start LISTED RECORDS

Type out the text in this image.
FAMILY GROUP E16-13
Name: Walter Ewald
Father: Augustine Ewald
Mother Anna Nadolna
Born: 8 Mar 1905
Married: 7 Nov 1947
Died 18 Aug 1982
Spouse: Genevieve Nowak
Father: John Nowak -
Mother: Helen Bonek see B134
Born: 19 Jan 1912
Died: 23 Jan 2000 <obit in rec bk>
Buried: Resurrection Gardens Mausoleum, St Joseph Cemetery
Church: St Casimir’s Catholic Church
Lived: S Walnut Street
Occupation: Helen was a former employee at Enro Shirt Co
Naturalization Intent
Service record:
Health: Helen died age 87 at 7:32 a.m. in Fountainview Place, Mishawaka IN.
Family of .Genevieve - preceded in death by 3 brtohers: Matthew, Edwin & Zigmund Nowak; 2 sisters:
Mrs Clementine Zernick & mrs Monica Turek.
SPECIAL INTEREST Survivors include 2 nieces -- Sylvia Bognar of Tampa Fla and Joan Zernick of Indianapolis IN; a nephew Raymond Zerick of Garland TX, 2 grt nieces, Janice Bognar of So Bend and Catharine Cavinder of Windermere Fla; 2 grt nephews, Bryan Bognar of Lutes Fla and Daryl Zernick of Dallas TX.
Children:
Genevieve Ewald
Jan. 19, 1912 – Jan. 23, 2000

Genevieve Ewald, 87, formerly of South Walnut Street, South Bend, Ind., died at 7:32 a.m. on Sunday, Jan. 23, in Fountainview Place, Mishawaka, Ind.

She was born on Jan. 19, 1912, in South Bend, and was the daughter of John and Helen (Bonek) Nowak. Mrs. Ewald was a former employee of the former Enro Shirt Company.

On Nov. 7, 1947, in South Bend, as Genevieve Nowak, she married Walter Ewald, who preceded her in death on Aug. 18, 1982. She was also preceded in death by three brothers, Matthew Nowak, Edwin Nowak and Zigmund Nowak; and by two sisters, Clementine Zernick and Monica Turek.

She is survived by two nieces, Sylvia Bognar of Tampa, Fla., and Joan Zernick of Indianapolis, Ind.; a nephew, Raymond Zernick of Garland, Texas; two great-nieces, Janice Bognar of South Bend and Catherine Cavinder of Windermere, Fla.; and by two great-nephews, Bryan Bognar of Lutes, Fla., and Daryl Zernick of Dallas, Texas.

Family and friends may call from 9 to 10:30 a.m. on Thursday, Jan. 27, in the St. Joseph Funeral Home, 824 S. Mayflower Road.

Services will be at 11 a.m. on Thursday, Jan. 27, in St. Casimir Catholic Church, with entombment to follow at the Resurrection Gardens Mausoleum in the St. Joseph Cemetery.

end LISTED RECORDS

■ GIVEN INSTRUCTION ■
Repeat the data above exactly.

■ WRITTEN ANSWER ■
Type out the text in this image.
FAMILY GROUP E16-13
Name: Walter Ewald
Father: Augustine Ewald
Mother Anna Nadolna
Born: 8 Mar 1905
Married: 7 Nov 1947
Died 18 Aug 1982
Spouse: Genevieve Nowak
Father: John Nowak -
Mother: Helen Bonek see B134
Born: 19 Jan 1912
Died: 23 Jan 2000 <obit in rec bk>
Buried: Resurrection Gardens Mausoleum, St Joseph Cemetery
Church: St Casimir’s Catholic Church
Lived: S Walnut Street
Occupation: Helen was a former employee at Enro Shirt Co
Naturalization Intent
Service record:
Health: Helen died age 87 at 7:32 a.m. in Fountainview Place, Mishawaka IN.
Family of .Genevieve - preceded in death by 3 brtohers: Matthew, Edwin & Zigmund Nowak; 2 sisters:
Mrs Clementine Zernick & mrs Monica Turek.
SPECIAL INTEREST Survivors include 2 nieces -- Sylvia Bognar of Tampa Fla and Joan Zernick of Indianapolis IN; a nephew Raymond Zerick of Garland TX, 2 grt nieces, Janice Bognar of So Bend and Catharine Cavinder of Windermere Fla; 2 grt nephews, Bryan Bognar of Lutes Fla and Daryl Zernick of Dallas TX.
Children:
Genevieve Ewald
Jan. 19, 1912 – Jan. 23, 2000

Genevieve Ewald, 87, formerly of South Walnut Street, South Bend, Ind., died at 7:32 a.m. on Sunday, Jan. 23, in Fountainview Place, Mishawaka, Ind.

She was born on Jan. 19, 1912, in South Bend, and was the daughter of John and Helen (Bonek) Nowak. Mrs. Ewald was a former employee of the former Enro Shirt Company.

On Nov. 7, 1947, in South Bend, as Genevieve Nowak, she married Walter Ewald, who preceded her in death on Aug. 18, 1982. She was also preceded in death by three brothers, Matthew Nowak, Edwin Nowak and Zigmund Nowak; and by two sisters, Clementine Zernick and Monica Turek.

She is survived by two nieces, Sylvia Bognar of Tampa, Fla., and Joan Zernick of Indianapolis, Ind.; a nephew, Raymond Zernick of Garland, Texas; two great-nieces, Janice Bognar of South Bend and Catherine Cavinder of Windermere, Fla.; and by two great-nephews, Bryan Bognar of Lutes, Fla., and Daryl Zernick of Dallas, Texas.

Family and friends may call from 9 to 10:30 a.m. on Thursday, Jan. 27, in the St. Joseph Funeral Home, 824 S. Mayflower Road.

Services will be at 11 a.m. on Thursday, Jan. 27, in St. Casimir Catholic Church, with entombment to follow at the Resurrection Gardens Mausoleum in the St. Joseph Cemetery.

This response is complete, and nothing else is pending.